• **Given passage**
──────────────────────────────
A beef critter strayed into our yard last night and began the business of chawing grass within six feet of my virtuous couch. Grass chawing at night is not an encourager of sleep. Business of growling by the miserable wretch, which at last resulted in demands that I go out in my passionate pajamas and drive the animal away. Went out. Animal would not drive. Grass hurt feet. Returned to my couch. Business of trying to sleep. Grumbles of aforesaid M. W. less and less, until they merged into substantial snores. She, meaning the M. W., slept, while I struggled with the grass chawing. M. W. calmly purring away on the port side. At last I slept the sleep of exhaustion. Just shows what a man will do for the woman he loves.
Mr. and Mrs. Watson Barker picking nueces the other day down by the river, ran against three very vicious animals which for a time threatened their lives. Mrs. Barker, for safety, climbed a tree and while there busied herself picking nueces, while her husband fought the bests at the foot of the tree. They were at last overcome, three fine Tutusia [Tatusia] novemcincia and brought home alive. Mr. Barker plans to start a farm and raise them for their meat which is a delicious dish and fit for any king.
Collegeport fared well at the Trades Day Saturday for Mrs. Sliva took down fifty frog skins. Mrs. Foster fifteen, and Mrs. Crane four and one-half. This puts about seventy dollars into circulation which no doubt will aid in relieving the depression.
The Franzen family were all elated or I might say elevated, Sunday, just because Arnold came down for the day. I do not blame them, for any family might feel exhilarated when visited by such a fine son as is Arnold Franzen. He is a credit to his community. Since Dohtry owns her own auto, I see little of her, but am in hopes that when the moon shines bright once more, she will take me out for a ride or a park. It sure would be romantic parking with a high school teacher.
Have just heard that this period of depression means the world is coming to an end. I believe it will, but not this month or year. Perhaps millions of years hence so why should I worry. Had a great friend over who believed in the prophecy of Pastor Russell and so he resigned a good job that paid about $2500 per annum, sold all his property, distributed the cash, and with his family waited all day and all night for the coming of the Lord. but the Lord did not pass that way and so day broke as usual, and he found himself sans job, sans property, sans everything for which he had worked. Don't worry good people, for when the Lord plans to come your way, He will give you notice so you may put on proper raiment and be ready for His coming. Such stuff sounds so foolish to me and when I hear one telling about the coming of the Lord and the end of the world, just shrug my clavicle and say "the poor old guy has lost a button or two."
Merrill Heisey is here for a two days visit with his parents, Mr. and Mrs. John B. Heisey. The mail for Collegeport has become so tremendous that Merrill is now stationed at the terminal in Houston and most of our mail goes through his hands. He has added some pounds which has improved his appearance.
Thursday morning Mamie Franzen invited me to a ride in her "free wheeler." Lets this start conversation, I will add that Gustave Franzen was in the front seat as a chaperone and by the way, he sure is picking up. Mamie said she had been oystering and showed me her hands as proof. I could see nothing the matter with her paddles except they were clean, wholesome, capable, looking hands. Had Gus not been present, I would have made a closer examination. At last all too soon, Homecroft hove or perhaps heaved in sight and the ride was over. When I crossed the Homecroft drawbridge and entered the portals, the miserable wretch said "who brought you home?" And this was the end of a ride that lasted five blocks.
──────────────────────────────
• **Data lines**
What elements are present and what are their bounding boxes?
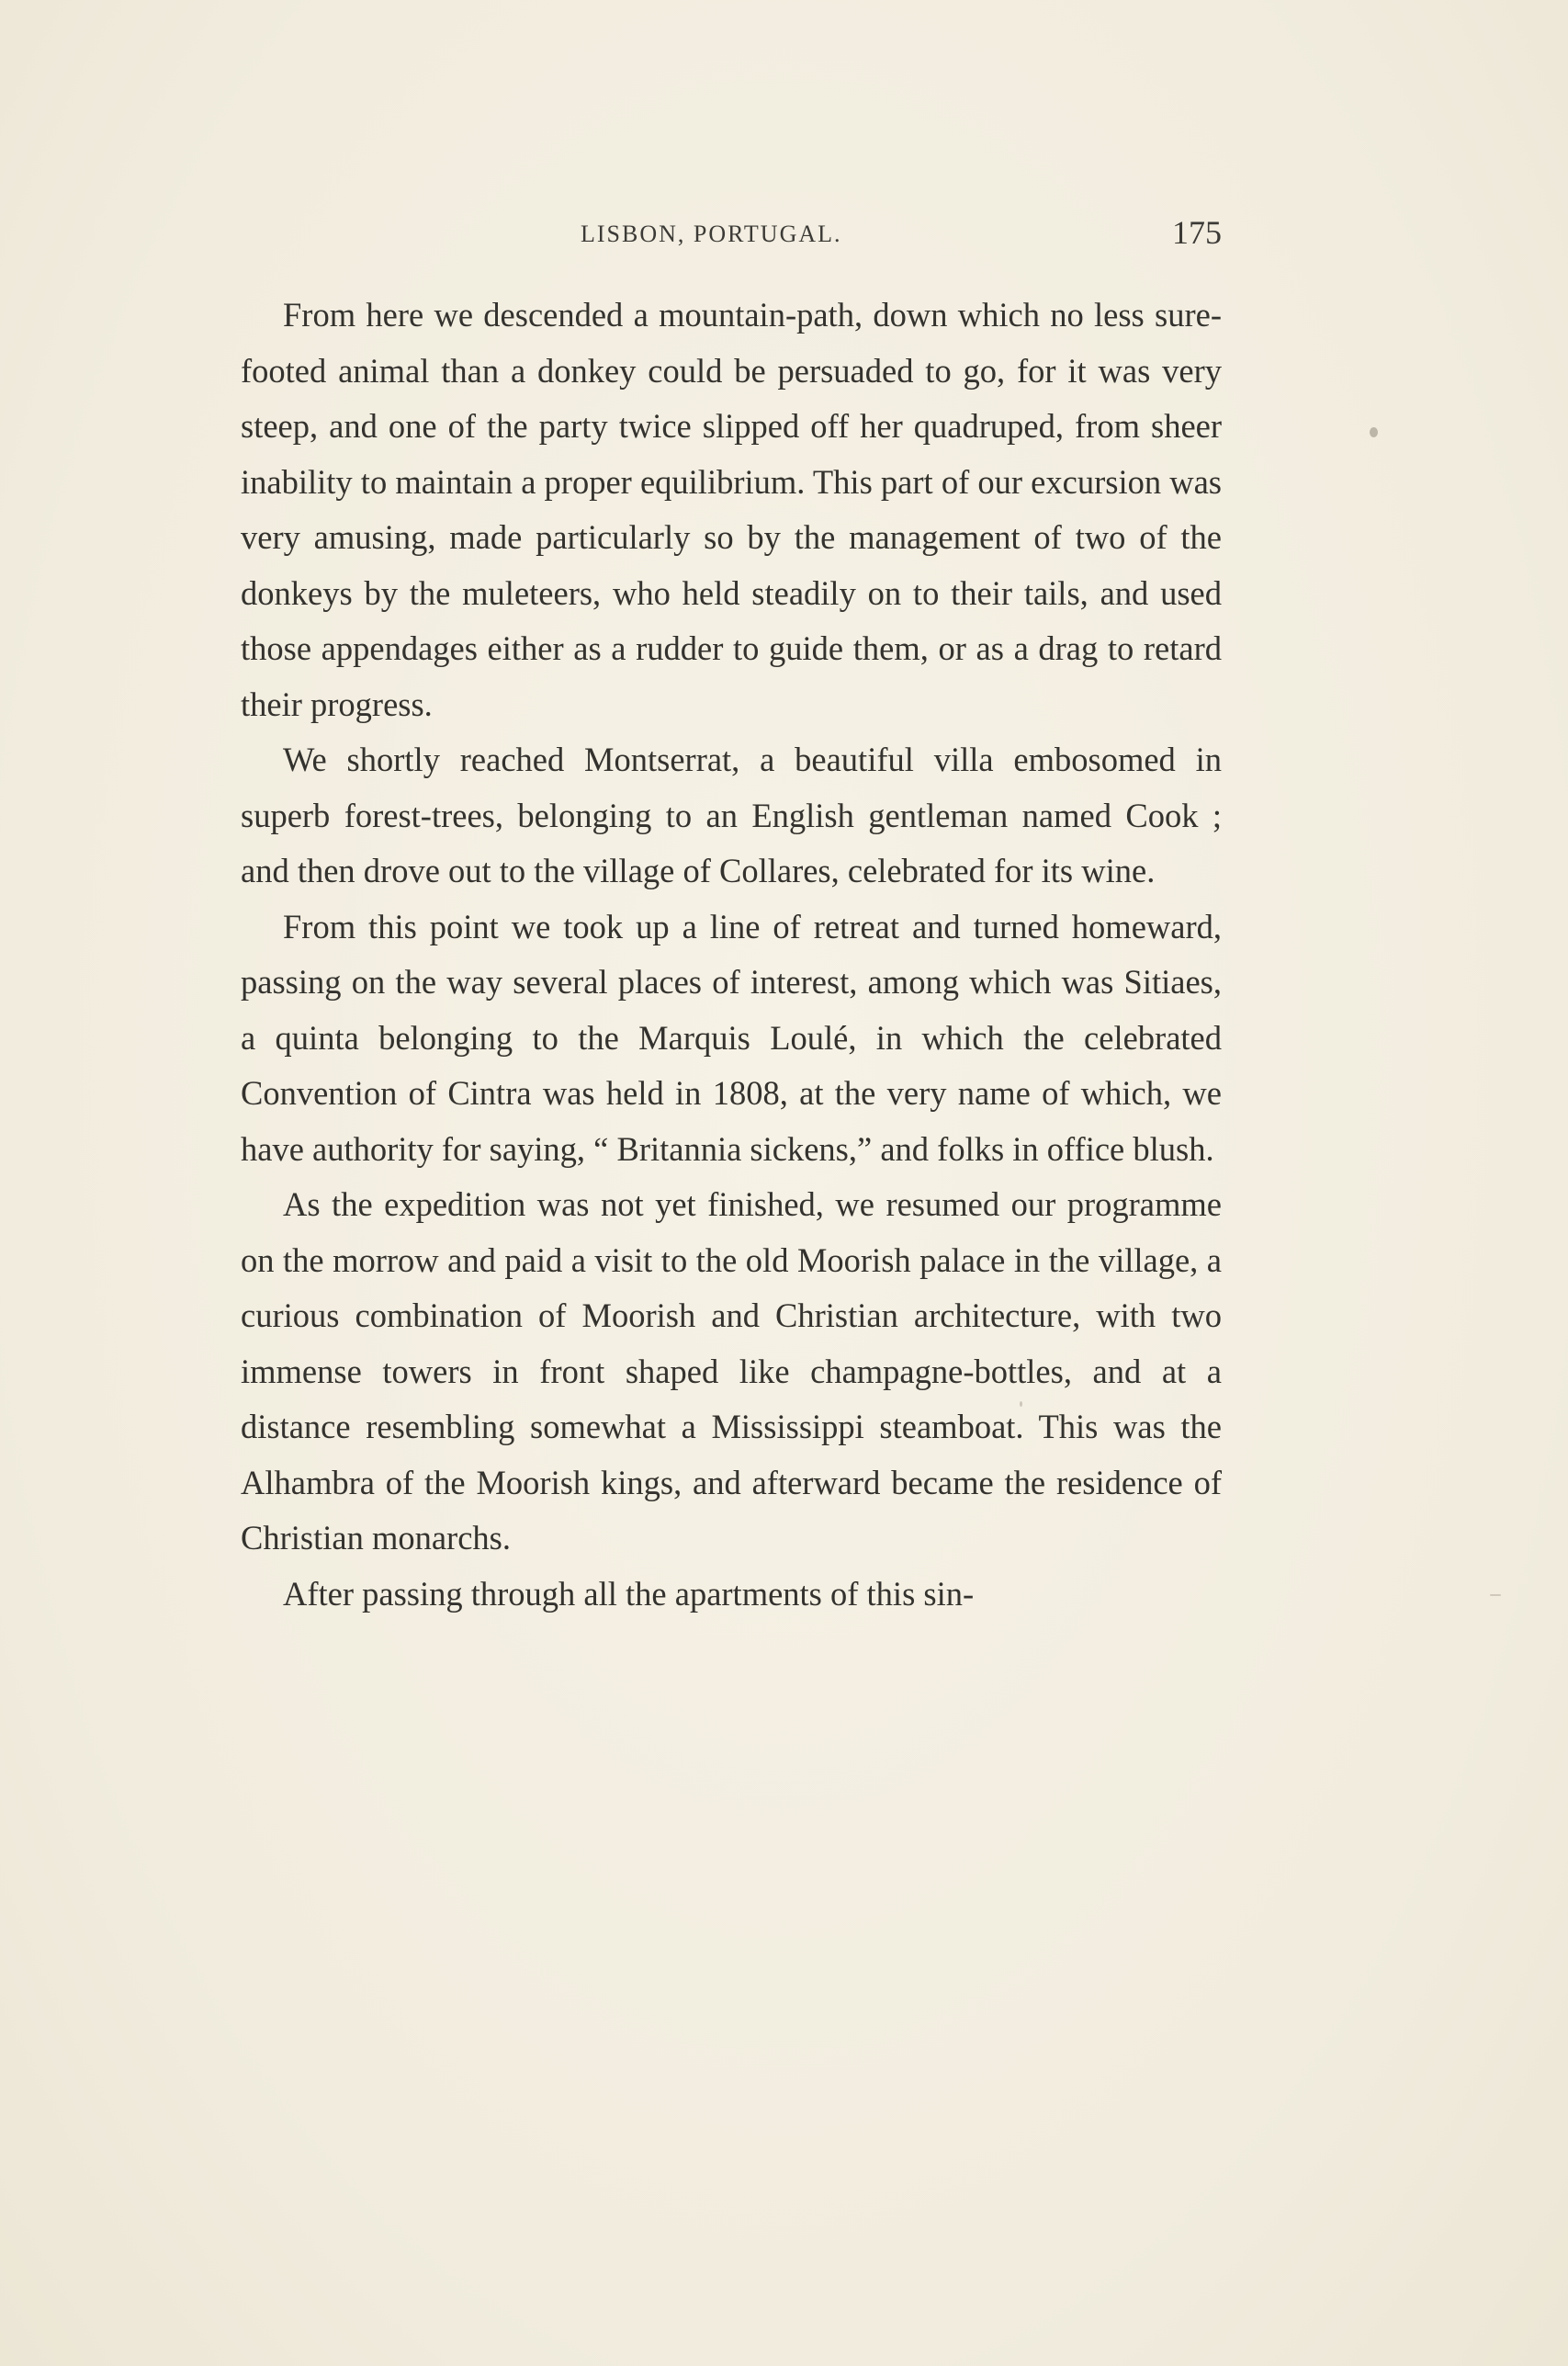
──────────────────────────────
• **Tasks to carry out**
A: Name each woman the Collegeport column says took down frog skins at the Trades Day, with the number of skins for each.
B: Reproduce word for word the stretch of the Collegeport column from "Merrill Heisey is" through "improved his appearance.".
Rely only on the Collegeport column, not the listing.

• **Answers provided**
A:
Mrs. Sliva: fifty
Mrs. Foster: fifteen
Mrs. Crane: four and one-half

B:
Merrill Heisey is here for a two days visit with his parents, Mr. and Mrs. John B. Heisey. The mail for Collegeport has become so tremendous that Merrill is now stationed at the terminal in Houston and most of our mail goes through his hands. He has added some pounds which has improved his appearance.